Supplied information –
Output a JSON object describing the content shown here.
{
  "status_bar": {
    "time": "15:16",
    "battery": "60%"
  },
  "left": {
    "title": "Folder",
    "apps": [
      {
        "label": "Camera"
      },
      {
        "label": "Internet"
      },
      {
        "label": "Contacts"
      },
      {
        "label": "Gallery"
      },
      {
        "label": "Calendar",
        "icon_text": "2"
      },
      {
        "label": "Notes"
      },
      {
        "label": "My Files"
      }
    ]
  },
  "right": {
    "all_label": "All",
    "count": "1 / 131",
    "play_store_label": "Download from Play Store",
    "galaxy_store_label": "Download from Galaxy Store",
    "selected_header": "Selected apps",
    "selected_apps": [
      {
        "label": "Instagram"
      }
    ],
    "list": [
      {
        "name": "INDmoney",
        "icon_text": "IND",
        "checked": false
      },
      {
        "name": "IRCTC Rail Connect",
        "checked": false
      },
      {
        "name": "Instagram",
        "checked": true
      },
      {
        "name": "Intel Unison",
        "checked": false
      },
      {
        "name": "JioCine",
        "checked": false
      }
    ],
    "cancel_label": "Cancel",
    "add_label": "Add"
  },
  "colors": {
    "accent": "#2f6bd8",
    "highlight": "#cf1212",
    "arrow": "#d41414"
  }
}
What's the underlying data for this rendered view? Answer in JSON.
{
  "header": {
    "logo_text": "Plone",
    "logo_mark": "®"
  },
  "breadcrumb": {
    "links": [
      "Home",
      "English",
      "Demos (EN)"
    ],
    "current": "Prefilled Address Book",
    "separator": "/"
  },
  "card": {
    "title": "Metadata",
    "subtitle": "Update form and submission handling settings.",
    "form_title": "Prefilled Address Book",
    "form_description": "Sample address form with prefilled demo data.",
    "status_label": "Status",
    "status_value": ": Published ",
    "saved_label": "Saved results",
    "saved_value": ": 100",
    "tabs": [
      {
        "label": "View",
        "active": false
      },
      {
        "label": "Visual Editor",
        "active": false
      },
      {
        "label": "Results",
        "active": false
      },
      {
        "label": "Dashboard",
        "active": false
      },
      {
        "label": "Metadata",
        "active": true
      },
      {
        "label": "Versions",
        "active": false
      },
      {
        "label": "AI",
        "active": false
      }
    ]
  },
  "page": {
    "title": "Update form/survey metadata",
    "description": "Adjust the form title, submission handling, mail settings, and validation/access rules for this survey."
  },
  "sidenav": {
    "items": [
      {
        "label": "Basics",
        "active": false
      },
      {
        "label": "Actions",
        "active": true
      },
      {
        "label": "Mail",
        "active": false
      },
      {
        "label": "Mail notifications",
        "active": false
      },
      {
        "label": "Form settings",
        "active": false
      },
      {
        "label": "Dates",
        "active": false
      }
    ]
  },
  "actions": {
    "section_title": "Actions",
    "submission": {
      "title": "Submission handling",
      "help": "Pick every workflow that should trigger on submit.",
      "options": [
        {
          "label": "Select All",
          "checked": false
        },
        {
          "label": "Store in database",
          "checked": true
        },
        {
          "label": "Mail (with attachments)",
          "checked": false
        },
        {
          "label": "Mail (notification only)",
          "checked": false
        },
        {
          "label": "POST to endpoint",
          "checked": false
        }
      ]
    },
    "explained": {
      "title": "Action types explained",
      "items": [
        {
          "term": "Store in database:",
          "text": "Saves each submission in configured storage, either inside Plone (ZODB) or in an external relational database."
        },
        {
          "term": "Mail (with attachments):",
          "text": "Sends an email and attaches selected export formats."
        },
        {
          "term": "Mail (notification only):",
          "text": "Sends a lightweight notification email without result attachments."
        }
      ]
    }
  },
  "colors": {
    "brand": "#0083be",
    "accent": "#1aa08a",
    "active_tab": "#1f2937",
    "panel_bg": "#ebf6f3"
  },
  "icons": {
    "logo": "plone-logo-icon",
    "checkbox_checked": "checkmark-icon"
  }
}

What to produce – Reproduce the listing above verbatim, from first line to last.

Correct answer –
Output a JSON object describing the content shown here.
{
  "status_bar": {
    "time": "15:16",
    "battery": "60%"
  },
  "left": {
    "title": "Folder",
    "apps": [
      {
        "label": "Camera"
      },
      {
        "label": "Internet"
      },
      {
        "label": "Contacts"
      },
      {
        "label": "Gallery"
      },
      {
        "label": "Calendar",
        "icon_text": "2"
      },
      {
        "label": "Notes"
      },
      {
        "label": "My Files"
      }
    ]
  },
  "right": {
    "all_label": "All",
    "count": "1 / 131",
    "play_store_label": "Download from Play Store",
    "galaxy_store_label": "Download from Galaxy Store",
    "selected_header": "Selected apps",
    "selected_apps": [
      {
        "label": "Instagram"
      }
    ],
    "list": [
      {
        "name": "INDmoney",
        "icon_text": "IND",
        "checked": false
      },
      {
        "name": "IRCTC Rail Connect",
        "checked": false
      },
      {
        "name": "Instagram",
        "checked": true
      },
      {
        "name": "Intel Unison",
        "checked": false
      },
      {
        "name": "JioCine",
        "checked": false
      }
    ],
    "cancel_label": "Cancel",
    "add_label": "Add"
  },
  "colors": {
    "accent": "#2f6bd8",
    "highlight": "#cf1212",
    "arrow": "#d41414"
  }
}
What's the underlying data for this rendered view? Answer in JSON.
{
  "header": {
    "logo_text": "Plone",
    "logo_mark": "®"
  },
  "breadcrumb": {
    "links": [
      "Home",
      "English",
      "Demos (EN)"
    ],
    "current": "Prefilled Address Book",
    "separator": "/"
  },
  "card": {
    "title": "Metadata",
    "subtitle": "Update form and submission handling settings.",
    "form_title": "Prefilled Address Book",
    "form_description": "Sample address form with prefilled demo data.",
    "status_label": "Status",
    "status_value": ": Published ",
    "saved_label": "Saved results",
    "saved_value": ": 100",
    "tabs": [
      {
        "label": "View",
        "active": false
      },
      {
        "label": "Visual Editor",
        "active": false
      },
      {
        "label": "Results",
        "active": false
      },
      {
        "label": "Dashboard",
        "active": false
      },
      {
        "label": "Metadata",
        "active": true
      },
      {
        "label": "Versions",
        "active": false
      },
      {
        "label": "AI",
        "active": false
      }
    ]
  },
  "page": {
    "title": "Update form/survey metadata",
    "description": "Adjust the form title, submission handling, mail settings, and validation/access rules for this survey."
  },
  "sidenav": {
    "items": [
      {
        "label": "Basics",
        "active": false
      },
      {
        "label": "Actions",
        "active": true
      },
      {
        "label": "Mail",
        "active": false
      },
      {
        "label": "Mail notifications",
        "active": false
      },
      {
        "label": "Form settings",
        "active": false
      },
      {
        "label": "Dates",
        "active": false
      }
    ]
  },
  "actions": {
    "section_title": "Actions",
    "submission": {
      "title": "Submission handling",
      "help": "Pick every workflow that should trigger on submit.",
      "options": [
        {
          "label": "Select All",
          "checked": false
        },
        {
          "label": "Store in database",
          "checked": true
        },
        {
          "label": "Mail (with attachments)",
          "checked": false
        },
        {
          "label": "Mail (notification only)",
          "checked": false
        },
        {
          "label": "POST to endpoint",
          "checked": false
        }
      ]
    },
    "explained": {
      "title": "Action types explained",
      "items": [
        {
          "term": "Store in database:",
          "text": "Saves each submission in configured storage, either inside Plone (ZODB) or in an external relational database."
        },
        {
          "term": "Mail (with attachments):",
          "text": "Sends an email and attaches selected export formats."
        },
        {
          "term": "Mail (notification only):",
          "text": "Sends a lightweight notification email without result attachments."
        }
      ]
    }
  },
  "colors": {
    "brand": "#0083be",
    "accent": "#1aa08a",
    "active_tab": "#1f2937",
    "panel_bg": "#ebf6f3"
  },
  "icons": {
    "logo": "plone-logo-icon",
    "checkbox_checked": "checkmark-icon"
  }
}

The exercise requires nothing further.